SUPPLIED DATA:

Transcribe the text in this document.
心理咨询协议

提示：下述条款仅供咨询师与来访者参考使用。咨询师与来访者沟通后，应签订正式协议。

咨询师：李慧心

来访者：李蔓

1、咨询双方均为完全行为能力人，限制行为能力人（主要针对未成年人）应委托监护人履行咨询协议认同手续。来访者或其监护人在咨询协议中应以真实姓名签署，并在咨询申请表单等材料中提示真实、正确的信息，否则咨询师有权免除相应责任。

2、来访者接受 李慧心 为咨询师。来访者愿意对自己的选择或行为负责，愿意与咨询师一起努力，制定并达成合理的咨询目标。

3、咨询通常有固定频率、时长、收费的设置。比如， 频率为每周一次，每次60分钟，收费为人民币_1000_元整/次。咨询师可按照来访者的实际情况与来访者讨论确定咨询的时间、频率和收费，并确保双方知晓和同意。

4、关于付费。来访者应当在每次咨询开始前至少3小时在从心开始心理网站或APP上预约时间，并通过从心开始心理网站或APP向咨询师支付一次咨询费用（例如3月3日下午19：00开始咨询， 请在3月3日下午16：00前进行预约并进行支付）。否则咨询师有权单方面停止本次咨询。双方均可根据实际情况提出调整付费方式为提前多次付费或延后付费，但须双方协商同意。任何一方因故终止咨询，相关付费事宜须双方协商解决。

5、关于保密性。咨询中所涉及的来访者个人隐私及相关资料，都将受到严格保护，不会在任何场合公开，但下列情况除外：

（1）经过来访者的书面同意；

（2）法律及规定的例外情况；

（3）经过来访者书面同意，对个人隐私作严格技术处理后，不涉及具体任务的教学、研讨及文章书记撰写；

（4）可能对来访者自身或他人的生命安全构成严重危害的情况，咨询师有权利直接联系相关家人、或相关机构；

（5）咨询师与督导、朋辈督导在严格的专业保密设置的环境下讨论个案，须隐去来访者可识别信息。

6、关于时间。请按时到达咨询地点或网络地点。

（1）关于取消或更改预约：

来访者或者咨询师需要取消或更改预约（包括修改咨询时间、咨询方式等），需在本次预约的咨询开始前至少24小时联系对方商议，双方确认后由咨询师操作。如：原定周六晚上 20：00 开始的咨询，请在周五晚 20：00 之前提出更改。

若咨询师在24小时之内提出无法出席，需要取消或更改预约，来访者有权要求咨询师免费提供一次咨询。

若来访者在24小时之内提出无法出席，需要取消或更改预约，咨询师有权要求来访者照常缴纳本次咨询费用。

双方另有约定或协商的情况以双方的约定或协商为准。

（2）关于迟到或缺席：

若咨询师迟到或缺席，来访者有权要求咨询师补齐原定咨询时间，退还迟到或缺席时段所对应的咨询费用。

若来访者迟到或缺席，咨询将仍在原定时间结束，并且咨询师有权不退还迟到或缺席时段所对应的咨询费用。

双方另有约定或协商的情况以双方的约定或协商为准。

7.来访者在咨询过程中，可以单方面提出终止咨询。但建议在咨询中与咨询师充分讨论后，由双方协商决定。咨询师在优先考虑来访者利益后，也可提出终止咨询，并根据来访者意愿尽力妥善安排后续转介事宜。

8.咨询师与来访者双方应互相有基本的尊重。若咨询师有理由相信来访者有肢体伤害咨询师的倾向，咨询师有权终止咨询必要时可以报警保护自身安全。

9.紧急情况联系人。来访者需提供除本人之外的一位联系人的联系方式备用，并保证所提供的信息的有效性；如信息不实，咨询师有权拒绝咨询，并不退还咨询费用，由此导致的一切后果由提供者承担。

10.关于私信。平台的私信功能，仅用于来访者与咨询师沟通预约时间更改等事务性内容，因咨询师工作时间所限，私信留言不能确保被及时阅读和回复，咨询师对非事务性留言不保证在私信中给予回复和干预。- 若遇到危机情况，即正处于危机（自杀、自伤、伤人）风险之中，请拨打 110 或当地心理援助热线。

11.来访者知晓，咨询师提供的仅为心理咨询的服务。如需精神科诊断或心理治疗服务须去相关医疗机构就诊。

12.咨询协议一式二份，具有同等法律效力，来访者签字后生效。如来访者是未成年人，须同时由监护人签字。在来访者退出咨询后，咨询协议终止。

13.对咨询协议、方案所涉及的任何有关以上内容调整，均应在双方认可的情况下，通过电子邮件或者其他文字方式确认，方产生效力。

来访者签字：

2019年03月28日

STATED PROBLEM:
Your task is to reproduce the whole listing exactly.

RESULT BELOW:
Transcribe the text in this document.
心理咨询协议

提示：下述条款仅供咨询师与来访者参考使用。咨询师与来访者沟通后，应签订正式协议。

咨询师：李慧心

来访者：李蔓

1、咨询双方均为完全行为能力人，限制行为能力人（主要针对未成年人）应委托监护人履行咨询协议认同手续。来访者或其监护人在咨询协议中应以真实姓名签署，并在咨询申请表单等材料中提示真实、正确的信息，否则咨询师有权免除相应责任。

2、来访者接受 李慧心 为咨询师。来访者愿意对自己的选择或行为负责，愿意与咨询师一起努力，制定并达成合理的咨询目标。

3、咨询通常有固定频率、时长、收费的设置。比如， 频率为每周一次，每次60分钟，收费为人民币_1000_元整/次。咨询师可按照来访者的实际情况与来访者讨论确定咨询的时间、频率和收费，并确保双方知晓和同意。

4、关于付费。来访者应当在每次咨询开始前至少3小时在从心开始心理网站或APP上预约时间，并通过从心开始心理网站或APP向咨询师支付一次咨询费用（例如3月3日下午19：00开始咨询， 请在3月3日下午16：00前进行预约并进行支付）。否则咨询师有权单方面停止本次咨询。双方均可根据实际情况提出调整付费方式为提前多次付费或延后付费，但须双方协商同意。任何一方因故终止咨询，相关付费事宜须双方协商解决。

5、关于保密性。咨询中所涉及的来访者个人隐私及相关资料，都将受到严格保护，不会在任何场合公开，但下列情况除外：

（1）经过来访者的书面同意；

（2）法律及规定的例外情况；

（3）经过来访者书面同意，对个人隐私作严格技术处理后，不涉及具体任务的教学、研讨及文章书记撰写；

（4）可能对来访者自身或他人的生命安全构成严重危害的情况，咨询师有权利直接联系相关家人、或相关机构；

（5）咨询师与督导、朋辈督导在严格的专业保密设置的环境下讨论个案，须隐去来访者可识别信息。

6、关于时间。请按时到达咨询地点或网络地点。

（1）关于取消或更改预约：

来访者或者咨询师需要取消或更改预约（包括修改咨询时间、咨询方式等），需在本次预约的咨询开始前至少24小时联系对方商议，双方确认后由咨询师操作。如：原定周六晚上 20：00 开始的咨询，请在周五晚 20：00 之前提出更改。

若咨询师在24小时之内提出无法出席，需要取消或更改预约，来访者有权要求咨询师免费提供一次咨询。

若来访者在24小时之内提出无法出席，需要取消或更改预约，咨询师有权要求来访者照常缴纳本次咨询费用。

双方另有约定或协商的情况以双方的约定或协商为准。

（2）关于迟到或缺席：

若咨询师迟到或缺席，来访者有权要求咨询师补齐原定咨询时间，退还迟到或缺席时段所对应的咨询费用。

若来访者迟到或缺席，咨询将仍在原定时间结束，并且咨询师有权不退还迟到或缺席时段所对应的咨询费用。

双方另有约定或协商的情况以双方的约定或协商为准。

7.来访者在咨询过程中，可以单方面提出终止咨询。但建议在咨询中与咨询师充分讨论后，由双方协商决定。咨询师在优先考虑来访者利益后，也可提出终止咨询，并根据来访者意愿尽力妥善安排后续转介事宜。

8.咨询师与来访者双方应互相有基本的尊重。若咨询师有理由相信来访者有肢体伤害咨询师的倾向，咨询师有权终止咨询必要时可以报警保护自身安全。

9.紧急情况联系人。来访者需提供除本人之外的一位联系人的联系方式备用，并保证所提供的信息的有效性；如信息不实，咨询师有权拒绝咨询，并不退还咨询费用，由此导致的一切后果由提供者承担。

10.关于私信。平台的私信功能，仅用于来访者与咨询师沟通预约时间更改等事务性内容，因咨询师工作时间所限，私信留言不能确保被及时阅读和回复，咨询师对非事务性留言不保证在私信中给予回复和干预。- 若遇到危机情况，即正处于危机（自杀、自伤、伤人）风险之中，请拨打 110 或当地心理援助热线。

11.来访者知晓，咨询师提供的仅为心理咨询的服务。如需精神科诊断或心理治疗服务须去相关医疗机构就诊。

12.咨询协议一式二份，具有同等法律效力，来访者签字后生效。如来访者是未成年人，须同时由监护人签字。在来访者退出咨询后，咨询协议终止。

13.对咨询协议、方案所涉及的任何有关以上内容调整，均应在双方认可的情况下，通过电子邮件或者其他文字方式确认，方产生效力。

来访者签字：

2019年03月28日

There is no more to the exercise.